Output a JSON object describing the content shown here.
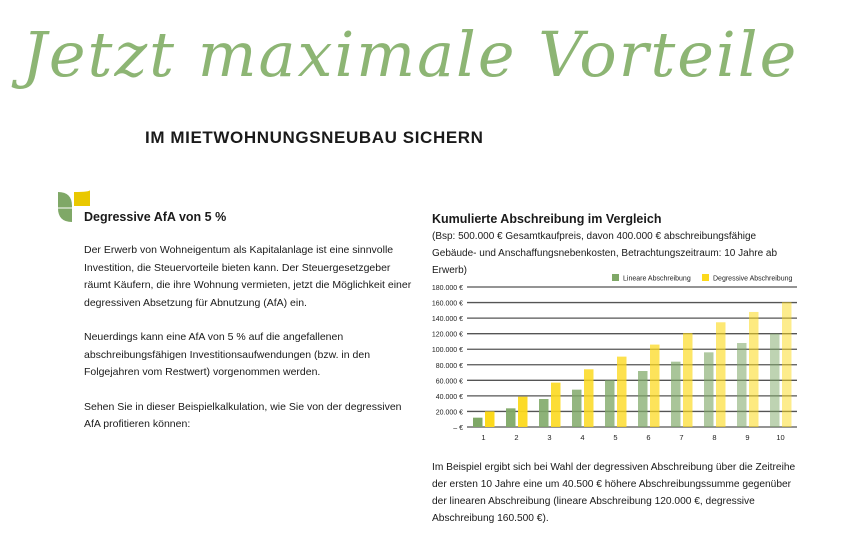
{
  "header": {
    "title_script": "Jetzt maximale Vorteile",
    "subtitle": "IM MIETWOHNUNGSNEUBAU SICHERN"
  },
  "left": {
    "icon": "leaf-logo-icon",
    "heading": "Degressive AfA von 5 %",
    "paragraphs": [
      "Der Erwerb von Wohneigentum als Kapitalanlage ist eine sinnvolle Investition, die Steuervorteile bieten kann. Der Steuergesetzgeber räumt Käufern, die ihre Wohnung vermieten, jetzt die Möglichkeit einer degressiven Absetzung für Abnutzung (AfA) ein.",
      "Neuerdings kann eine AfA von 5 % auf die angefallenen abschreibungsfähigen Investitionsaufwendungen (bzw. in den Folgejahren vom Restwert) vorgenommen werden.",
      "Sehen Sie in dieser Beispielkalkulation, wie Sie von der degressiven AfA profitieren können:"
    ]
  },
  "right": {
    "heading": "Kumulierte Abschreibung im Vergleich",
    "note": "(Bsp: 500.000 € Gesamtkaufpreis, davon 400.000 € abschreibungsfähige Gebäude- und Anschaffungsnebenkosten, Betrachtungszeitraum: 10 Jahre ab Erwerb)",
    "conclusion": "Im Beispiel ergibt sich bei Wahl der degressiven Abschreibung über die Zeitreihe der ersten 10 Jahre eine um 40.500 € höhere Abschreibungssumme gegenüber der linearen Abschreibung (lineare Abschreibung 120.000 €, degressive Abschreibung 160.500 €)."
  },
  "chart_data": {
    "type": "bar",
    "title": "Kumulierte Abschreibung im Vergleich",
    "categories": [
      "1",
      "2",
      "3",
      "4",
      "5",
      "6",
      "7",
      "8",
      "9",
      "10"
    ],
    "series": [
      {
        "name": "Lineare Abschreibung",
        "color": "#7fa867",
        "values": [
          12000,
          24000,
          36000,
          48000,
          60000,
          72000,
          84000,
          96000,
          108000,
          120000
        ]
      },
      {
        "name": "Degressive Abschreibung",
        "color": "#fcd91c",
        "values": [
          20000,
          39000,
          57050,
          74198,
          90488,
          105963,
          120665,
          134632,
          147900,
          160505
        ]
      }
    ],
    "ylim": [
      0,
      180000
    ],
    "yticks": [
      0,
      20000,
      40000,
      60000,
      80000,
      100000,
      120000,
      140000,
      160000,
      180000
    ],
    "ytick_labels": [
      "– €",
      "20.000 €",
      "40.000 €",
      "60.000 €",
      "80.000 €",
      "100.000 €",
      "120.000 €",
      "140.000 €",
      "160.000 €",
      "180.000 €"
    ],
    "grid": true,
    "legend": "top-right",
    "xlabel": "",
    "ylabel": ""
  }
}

++++

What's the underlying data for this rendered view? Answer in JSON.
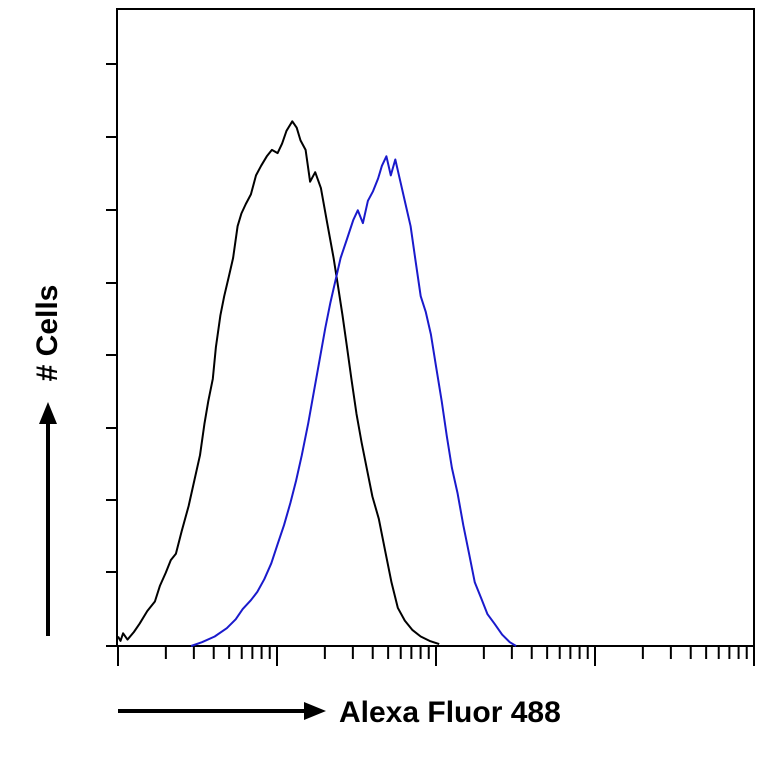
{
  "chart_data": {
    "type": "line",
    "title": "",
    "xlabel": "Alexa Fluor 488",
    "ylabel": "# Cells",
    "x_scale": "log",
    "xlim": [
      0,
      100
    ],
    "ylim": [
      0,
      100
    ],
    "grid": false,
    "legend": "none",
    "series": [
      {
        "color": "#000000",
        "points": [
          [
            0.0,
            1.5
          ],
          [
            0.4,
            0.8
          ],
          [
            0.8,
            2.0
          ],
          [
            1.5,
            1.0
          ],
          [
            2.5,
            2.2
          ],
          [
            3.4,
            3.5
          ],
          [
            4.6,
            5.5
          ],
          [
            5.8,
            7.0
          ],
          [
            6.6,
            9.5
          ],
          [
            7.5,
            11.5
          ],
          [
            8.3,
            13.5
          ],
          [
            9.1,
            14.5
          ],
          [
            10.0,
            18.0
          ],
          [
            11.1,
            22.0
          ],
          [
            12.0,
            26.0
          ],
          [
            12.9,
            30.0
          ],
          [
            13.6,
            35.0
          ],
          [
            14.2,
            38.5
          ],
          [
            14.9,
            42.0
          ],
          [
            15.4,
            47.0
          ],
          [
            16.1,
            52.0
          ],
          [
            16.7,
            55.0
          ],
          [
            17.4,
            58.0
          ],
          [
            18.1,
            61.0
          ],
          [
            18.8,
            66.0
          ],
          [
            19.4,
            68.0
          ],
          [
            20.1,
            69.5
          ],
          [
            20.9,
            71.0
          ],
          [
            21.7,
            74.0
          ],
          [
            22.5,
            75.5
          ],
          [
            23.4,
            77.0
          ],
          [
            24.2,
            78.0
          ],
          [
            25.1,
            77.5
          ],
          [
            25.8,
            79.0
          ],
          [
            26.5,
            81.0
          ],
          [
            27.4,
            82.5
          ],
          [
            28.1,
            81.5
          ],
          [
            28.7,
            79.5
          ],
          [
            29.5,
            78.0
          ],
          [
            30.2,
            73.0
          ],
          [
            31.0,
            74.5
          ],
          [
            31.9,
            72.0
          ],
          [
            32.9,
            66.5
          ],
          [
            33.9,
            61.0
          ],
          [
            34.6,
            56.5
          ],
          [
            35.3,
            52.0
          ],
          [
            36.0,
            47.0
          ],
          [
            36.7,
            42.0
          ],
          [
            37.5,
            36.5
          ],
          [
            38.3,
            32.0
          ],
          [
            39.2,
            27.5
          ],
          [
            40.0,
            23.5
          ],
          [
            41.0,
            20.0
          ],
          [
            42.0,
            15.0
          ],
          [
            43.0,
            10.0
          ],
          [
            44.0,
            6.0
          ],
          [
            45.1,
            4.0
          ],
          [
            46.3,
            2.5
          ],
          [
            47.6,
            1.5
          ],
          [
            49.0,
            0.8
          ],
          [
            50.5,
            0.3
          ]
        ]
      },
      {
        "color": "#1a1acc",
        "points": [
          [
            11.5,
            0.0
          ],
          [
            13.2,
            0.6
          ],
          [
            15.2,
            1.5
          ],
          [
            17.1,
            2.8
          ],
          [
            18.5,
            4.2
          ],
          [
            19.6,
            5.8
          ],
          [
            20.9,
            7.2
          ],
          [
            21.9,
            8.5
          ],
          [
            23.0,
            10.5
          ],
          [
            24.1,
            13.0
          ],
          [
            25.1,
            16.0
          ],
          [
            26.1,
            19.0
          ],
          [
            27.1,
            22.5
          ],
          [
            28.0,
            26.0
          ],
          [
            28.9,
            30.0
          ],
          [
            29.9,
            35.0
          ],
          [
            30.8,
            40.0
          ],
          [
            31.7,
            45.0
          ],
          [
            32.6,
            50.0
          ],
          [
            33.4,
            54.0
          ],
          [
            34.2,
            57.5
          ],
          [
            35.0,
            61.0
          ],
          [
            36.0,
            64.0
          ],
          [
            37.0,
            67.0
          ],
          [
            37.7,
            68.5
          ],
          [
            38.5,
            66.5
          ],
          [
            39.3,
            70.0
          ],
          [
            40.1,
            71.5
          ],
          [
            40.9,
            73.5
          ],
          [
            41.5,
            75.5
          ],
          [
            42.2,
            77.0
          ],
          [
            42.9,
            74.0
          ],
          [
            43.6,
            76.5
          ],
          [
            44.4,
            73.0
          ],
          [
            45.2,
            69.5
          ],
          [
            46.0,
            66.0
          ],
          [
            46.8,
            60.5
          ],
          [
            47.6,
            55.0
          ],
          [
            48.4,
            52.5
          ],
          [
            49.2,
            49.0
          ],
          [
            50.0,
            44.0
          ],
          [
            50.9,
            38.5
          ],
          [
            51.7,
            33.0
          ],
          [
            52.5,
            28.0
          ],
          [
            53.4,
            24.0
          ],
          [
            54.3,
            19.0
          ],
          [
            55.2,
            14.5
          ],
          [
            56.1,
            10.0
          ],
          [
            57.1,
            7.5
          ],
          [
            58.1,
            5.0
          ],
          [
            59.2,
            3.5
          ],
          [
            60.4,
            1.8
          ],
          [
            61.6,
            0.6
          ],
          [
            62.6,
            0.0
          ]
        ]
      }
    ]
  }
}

++++

◆ **WHAT YOU WILL DO**
Every line above that holds the word "degressiven" needs to be copied.

◆ **PROBLEM SOLUTION**
      "Der Erwerb von Wohneigentum als Kapitalanlage ist eine sinnvolle Investition, die Steuervorteile bieten kann. Der Steuergesetzgeber räumt Käufern, die ihre Wohnung vermieten, jetzt die Möglichkeit einer degressiven Absetzung für Abnutzung (AfA) ein.",
      "Sehen Sie in dieser Beispielkalkulation, wie Sie von der degressiven AfA profitieren können:"
    "conclusion": "Im Beispiel ergibt sich bei Wahl der degressiven Abschreibung über die Zeitreihe der ersten 10 Jahre eine um 40.500 € höhere Abschreibungssumme gegenüber der linearen Abschreibung (lineare Abschreibung 120.000 €, degressive Abschreibung 160.500 €)."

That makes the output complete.